- [Task to complete] Collect each line of the entries that holds the string "PEACE".

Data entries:
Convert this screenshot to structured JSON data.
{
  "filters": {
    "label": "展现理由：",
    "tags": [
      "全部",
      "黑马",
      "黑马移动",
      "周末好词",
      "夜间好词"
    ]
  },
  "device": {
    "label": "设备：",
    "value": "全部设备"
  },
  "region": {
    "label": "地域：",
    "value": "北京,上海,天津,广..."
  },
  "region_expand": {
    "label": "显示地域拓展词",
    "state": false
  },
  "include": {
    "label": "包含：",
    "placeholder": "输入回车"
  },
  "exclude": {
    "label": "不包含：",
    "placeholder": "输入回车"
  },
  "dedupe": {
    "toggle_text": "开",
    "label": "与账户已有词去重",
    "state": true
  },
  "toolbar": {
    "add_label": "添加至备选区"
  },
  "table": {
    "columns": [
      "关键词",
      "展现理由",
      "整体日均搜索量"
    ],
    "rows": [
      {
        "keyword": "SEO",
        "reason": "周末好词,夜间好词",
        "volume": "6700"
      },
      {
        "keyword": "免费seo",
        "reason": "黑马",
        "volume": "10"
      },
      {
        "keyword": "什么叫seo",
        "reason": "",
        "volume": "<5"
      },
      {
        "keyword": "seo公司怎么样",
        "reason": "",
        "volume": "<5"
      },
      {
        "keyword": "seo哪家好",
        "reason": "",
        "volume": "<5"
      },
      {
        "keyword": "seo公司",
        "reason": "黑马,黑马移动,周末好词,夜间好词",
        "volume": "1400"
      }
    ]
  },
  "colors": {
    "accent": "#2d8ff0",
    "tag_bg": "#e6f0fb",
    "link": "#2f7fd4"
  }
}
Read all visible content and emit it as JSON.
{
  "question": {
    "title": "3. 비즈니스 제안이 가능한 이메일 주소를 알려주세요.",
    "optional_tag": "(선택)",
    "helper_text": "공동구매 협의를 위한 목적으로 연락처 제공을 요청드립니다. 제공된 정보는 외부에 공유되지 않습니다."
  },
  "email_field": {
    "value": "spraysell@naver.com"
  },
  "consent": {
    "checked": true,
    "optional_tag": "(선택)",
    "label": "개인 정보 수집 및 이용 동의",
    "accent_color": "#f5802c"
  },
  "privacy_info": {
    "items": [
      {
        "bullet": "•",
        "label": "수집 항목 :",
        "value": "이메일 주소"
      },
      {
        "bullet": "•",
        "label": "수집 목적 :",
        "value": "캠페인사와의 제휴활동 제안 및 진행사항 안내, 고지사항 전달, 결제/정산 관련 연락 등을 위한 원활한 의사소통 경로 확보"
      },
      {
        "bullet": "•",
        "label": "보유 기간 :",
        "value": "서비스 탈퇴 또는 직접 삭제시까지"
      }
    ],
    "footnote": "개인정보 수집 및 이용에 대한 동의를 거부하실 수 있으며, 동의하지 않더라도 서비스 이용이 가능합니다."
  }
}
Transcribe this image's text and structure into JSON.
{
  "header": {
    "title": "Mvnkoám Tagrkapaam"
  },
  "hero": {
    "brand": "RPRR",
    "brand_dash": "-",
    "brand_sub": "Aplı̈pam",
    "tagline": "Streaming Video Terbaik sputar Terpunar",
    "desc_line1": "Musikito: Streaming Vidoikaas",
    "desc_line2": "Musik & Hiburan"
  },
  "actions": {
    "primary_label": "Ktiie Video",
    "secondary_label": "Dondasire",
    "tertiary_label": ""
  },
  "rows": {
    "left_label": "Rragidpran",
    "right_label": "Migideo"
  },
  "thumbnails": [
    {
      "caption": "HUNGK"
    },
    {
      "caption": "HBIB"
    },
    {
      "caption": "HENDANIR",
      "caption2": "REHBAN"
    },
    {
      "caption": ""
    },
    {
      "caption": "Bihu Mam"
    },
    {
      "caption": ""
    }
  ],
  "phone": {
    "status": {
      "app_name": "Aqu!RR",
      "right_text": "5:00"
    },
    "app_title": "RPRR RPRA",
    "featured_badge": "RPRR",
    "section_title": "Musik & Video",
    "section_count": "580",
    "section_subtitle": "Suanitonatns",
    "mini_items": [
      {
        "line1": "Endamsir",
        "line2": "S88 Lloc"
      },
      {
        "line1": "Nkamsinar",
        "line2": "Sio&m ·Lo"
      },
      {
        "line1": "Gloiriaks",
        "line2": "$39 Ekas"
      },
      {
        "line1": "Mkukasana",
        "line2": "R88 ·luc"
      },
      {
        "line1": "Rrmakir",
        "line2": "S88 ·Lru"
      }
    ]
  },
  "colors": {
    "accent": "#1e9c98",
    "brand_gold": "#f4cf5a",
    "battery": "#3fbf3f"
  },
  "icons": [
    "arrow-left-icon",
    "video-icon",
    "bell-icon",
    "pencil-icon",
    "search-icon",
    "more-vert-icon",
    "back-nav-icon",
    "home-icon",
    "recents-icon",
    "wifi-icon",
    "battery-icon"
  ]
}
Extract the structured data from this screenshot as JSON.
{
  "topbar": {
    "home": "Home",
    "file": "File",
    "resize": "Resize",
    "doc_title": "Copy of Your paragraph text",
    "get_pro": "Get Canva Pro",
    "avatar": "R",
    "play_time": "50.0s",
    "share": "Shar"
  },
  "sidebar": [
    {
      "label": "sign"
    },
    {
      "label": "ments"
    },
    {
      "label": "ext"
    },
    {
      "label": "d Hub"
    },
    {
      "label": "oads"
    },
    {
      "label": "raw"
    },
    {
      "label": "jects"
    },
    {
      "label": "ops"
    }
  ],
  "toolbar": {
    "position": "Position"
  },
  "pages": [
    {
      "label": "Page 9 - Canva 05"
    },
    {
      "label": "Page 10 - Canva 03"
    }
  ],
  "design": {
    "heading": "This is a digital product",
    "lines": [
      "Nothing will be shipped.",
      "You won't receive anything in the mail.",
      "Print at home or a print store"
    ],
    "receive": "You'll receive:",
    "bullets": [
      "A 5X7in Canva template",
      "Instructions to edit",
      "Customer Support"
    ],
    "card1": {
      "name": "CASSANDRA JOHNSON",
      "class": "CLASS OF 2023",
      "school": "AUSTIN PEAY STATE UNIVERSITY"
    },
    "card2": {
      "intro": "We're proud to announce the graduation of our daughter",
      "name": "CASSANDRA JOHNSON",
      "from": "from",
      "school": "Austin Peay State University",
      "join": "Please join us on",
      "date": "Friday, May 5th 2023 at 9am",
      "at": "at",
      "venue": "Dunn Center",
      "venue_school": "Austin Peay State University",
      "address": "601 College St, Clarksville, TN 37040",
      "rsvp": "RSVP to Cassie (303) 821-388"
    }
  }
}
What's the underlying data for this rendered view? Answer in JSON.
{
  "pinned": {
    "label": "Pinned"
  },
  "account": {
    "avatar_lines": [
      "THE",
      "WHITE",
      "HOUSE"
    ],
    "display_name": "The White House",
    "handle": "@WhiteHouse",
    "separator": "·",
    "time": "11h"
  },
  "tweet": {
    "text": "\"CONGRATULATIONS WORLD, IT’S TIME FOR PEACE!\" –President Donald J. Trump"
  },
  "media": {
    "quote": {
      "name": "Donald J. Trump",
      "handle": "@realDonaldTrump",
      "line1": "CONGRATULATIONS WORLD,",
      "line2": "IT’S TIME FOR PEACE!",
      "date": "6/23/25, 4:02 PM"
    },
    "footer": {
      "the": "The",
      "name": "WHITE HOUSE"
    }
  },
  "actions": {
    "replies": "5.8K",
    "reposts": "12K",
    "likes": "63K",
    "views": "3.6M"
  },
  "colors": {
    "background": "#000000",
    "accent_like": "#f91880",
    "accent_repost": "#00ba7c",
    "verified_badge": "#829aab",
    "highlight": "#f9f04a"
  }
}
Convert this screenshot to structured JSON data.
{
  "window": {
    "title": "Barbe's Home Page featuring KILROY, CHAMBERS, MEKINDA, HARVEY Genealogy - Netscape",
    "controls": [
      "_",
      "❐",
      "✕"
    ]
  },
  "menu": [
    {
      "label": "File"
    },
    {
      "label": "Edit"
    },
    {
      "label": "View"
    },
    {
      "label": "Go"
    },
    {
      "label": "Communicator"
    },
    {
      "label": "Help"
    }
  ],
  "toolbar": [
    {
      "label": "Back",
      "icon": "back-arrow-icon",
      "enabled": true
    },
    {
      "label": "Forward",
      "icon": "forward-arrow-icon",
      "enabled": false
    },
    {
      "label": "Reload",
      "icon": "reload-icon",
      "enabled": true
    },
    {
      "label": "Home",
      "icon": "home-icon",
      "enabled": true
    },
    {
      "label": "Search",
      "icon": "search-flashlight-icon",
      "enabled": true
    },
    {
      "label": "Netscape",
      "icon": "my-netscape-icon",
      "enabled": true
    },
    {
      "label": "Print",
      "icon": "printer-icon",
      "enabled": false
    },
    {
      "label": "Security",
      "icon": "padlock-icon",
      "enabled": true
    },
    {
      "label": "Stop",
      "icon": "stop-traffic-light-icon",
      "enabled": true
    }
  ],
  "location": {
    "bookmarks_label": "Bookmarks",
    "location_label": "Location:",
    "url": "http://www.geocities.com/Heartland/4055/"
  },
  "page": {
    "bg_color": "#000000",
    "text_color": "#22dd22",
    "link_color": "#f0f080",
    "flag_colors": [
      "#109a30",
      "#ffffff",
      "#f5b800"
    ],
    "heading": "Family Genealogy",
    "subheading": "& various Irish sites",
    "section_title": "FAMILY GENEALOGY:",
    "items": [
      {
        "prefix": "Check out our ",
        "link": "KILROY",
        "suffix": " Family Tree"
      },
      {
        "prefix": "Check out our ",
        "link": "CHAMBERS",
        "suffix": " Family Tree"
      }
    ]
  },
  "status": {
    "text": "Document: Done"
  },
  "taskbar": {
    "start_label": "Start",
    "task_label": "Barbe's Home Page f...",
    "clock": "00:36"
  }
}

- [Problem solution]
    "text": "\"CONGRATULATIONS WORLD, IT’S TIME FOR PEACE!\" –President Donald J. Trump"
      "line2": "IT’S TIME FOR PEACE!",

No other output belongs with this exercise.